*Data excerpts*:
# # # # # # #
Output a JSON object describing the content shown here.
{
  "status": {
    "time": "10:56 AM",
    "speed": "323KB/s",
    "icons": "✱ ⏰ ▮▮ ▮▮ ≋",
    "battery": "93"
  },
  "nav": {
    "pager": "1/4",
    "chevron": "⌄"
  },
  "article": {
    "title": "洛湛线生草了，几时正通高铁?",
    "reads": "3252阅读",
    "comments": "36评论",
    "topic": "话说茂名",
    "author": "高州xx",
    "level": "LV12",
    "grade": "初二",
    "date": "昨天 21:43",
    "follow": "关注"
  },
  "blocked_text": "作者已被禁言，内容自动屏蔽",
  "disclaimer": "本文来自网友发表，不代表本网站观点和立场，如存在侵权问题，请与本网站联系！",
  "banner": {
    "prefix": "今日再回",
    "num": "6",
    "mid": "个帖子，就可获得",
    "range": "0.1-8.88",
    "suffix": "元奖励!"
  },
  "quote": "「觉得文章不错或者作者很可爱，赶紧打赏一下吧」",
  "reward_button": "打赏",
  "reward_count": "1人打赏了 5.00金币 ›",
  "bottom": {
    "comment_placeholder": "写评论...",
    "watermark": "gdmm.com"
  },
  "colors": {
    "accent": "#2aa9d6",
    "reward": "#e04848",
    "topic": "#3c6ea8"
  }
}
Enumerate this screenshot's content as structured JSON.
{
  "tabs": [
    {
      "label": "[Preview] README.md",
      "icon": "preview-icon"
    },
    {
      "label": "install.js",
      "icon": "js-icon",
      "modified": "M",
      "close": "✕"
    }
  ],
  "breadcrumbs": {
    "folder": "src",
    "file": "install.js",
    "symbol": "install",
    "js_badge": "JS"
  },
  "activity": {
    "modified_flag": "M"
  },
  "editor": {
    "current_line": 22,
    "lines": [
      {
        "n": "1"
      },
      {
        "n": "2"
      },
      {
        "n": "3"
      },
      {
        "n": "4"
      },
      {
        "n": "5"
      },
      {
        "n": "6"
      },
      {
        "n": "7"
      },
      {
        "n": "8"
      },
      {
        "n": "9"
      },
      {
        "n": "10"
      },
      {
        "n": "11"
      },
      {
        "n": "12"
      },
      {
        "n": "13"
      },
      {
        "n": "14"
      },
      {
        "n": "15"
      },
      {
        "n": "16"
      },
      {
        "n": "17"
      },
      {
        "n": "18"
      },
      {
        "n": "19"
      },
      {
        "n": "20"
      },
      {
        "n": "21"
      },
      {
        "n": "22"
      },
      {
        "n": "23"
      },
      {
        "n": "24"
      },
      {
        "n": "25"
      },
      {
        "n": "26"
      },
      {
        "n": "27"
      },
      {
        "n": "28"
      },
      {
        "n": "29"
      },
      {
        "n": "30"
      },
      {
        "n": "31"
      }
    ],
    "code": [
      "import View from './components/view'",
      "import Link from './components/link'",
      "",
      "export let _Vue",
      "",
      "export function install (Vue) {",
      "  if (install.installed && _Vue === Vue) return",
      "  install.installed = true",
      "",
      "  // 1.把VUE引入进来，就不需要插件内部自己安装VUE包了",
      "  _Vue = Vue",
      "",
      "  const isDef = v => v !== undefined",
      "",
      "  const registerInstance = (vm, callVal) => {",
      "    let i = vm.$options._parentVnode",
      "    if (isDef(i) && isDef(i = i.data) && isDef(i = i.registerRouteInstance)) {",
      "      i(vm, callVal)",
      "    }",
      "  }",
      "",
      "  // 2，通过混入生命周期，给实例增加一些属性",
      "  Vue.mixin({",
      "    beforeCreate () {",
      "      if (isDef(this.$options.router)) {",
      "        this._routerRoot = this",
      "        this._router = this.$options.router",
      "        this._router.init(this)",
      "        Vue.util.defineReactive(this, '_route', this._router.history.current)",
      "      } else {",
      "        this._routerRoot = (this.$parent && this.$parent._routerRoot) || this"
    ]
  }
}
# # # # # # #
*Stated problem*: Copy all lines from the material that include "import".

*Task output*:
      "import View from './components/view'",
      "import Link from './components/link'",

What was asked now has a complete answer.